(Collection entries)
## Start

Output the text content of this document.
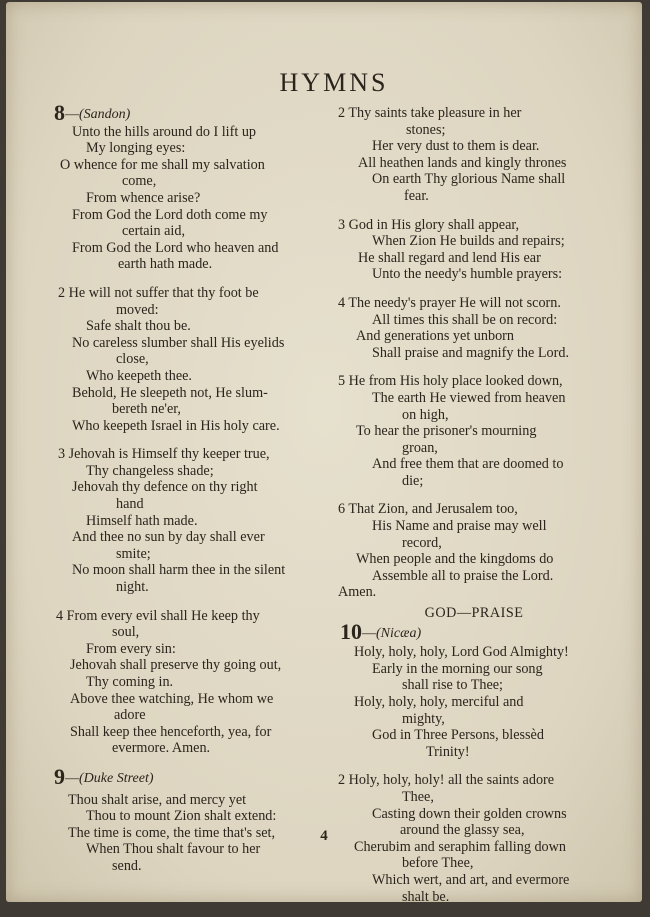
HYMNS
8—(Sandon)
Unto the hills around do I lift up
My longing eyes:
O whence for me shall my salvation
come,
From whence arise?
From God the Lord doth come my
certain aid,
From God the Lord who heaven and
earth hath made.
2 He will not suffer that thy foot be
moved:
Safe shalt thou be.
No careless slumber shall His eyelids
close,
Who keepeth thee.
Behold, He sleepeth not, He slum-
bereth ne'er,
Who keepeth Israel in His holy care.
3 Jehovah is Himself thy keeper true,
Thy changeless shade;
Jehovah thy defence on thy right
hand
Himself hath made.
And thee no sun by day shall ever
smite;
No moon shall harm thee in the silent
night.
4 From every evil shall He keep thy
soul,
From every sin:
Jehovah shall preserve thy going out,
Thy coming in.
Above thee watching, He whom we
adore
Shall keep thee henceforth, yea, for
evermore. Amen.
9—(Duke Street)
Thou shalt arise, and mercy yet
Thou to mount Zion shalt extend:
The time is come, the time that's set,
When Thou shalt favour to her
send.
2 Thy saints take pleasure in her
stones;
Her very dust to them is dear.
All heathen lands and kingly thrones
On earth Thy glorious Name shall
fear.
3 God in His glory shall appear,
When Zion He builds and repairs;
He shall regard and lend His ear
Unto the needy's humble prayers:
4 The needy's prayer He will not scorn.
All times this shall be on record:
And generations yet unborn
Shall praise and magnify the Lord.
5 He from His holy place looked down,
The earth He viewed from heaven
on high,
To hear the prisoner's mourning
groan,
And free them that are doomed to
die;
6 That Zion, and Jerusalem too,
His Name and praise may well
record,
When people and the kingdoms do
Assemble all to praise the Lord.
Amen.
GOD—PRAISE
10—(Nicæa)
Holy, holy, holy, Lord God Almighty!
Early in the morning our song
shall rise to Thee;
Holy, holy, holy, merciful and
mighty,
God in Three Persons, blessèd
Trinity!
2 Holy, holy, holy! all the saints adore
Thee,
Casting down their golden crowns
around the glassy sea,
Cherubim and seraphim falling down
before Thee,
Which wert, and art, and evermore
shalt be.
4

## End

Directions for this task. Restate the data above word for word. Do not include the images.

Output for this task.
Output the text content of this document.
HYMNS
8—(Sandon)
Unto the hills around do I lift up
My longing eyes:
O whence for me shall my salvation
come,
From whence arise?
From God the Lord doth come my
certain aid,
From God the Lord who heaven and
earth hath made.
2 He will not suffer that thy foot be
moved:
Safe shalt thou be.
No careless slumber shall His eyelids
close,
Who keepeth thee.
Behold, He sleepeth not, He slum-
bereth ne'er,
Who keepeth Israel in His holy care.
3 Jehovah is Himself thy keeper true,
Thy changeless shade;
Jehovah thy defence on thy right
hand
Himself hath made.
And thee no sun by day shall ever
smite;
No moon shall harm thee in the silent
night.
4 From every evil shall He keep thy
soul,
From every sin:
Jehovah shall preserve thy going out,
Thy coming in.
Above thee watching, He whom we
adore
Shall keep thee henceforth, yea, for
evermore. Amen.
9—(Duke Street)
Thou shalt arise, and mercy yet
Thou to mount Zion shalt extend:
The time is come, the time that's set,
When Thou shalt favour to her
send.
2 Thy saints take pleasure in her
stones;
Her very dust to them is dear.
All heathen lands and kingly thrones
On earth Thy glorious Name shall
fear.
3 God in His glory shall appear,
When Zion He builds and repairs;
He shall regard and lend His ear
Unto the needy's humble prayers:
4 The needy's prayer He will not scorn.
All times this shall be on record:
And generations yet unborn
Shall praise and magnify the Lord.
5 He from His holy place looked down,
The earth He viewed from heaven
on high,
To hear the prisoner's mourning
groan,
And free them that are doomed to
die;
6 That Zion, and Jerusalem too,
His Name and praise may well
record,
When people and the kingdoms do
Assemble all to praise the Lord.
Amen.
GOD—PRAISE
10—(Nicæa)
Holy, holy, holy, Lord God Almighty!
Early in the morning our song
shall rise to Thee;
Holy, holy, holy, merciful and
mighty,
God in Three Persons, blessèd
Trinity!
2 Holy, holy, holy! all the saints adore
Thee,
Casting down their golden crowns
around the glassy sea,
Cherubim and seraphim falling down
before Thee,
Which wert, and art, and evermore
shalt be.
4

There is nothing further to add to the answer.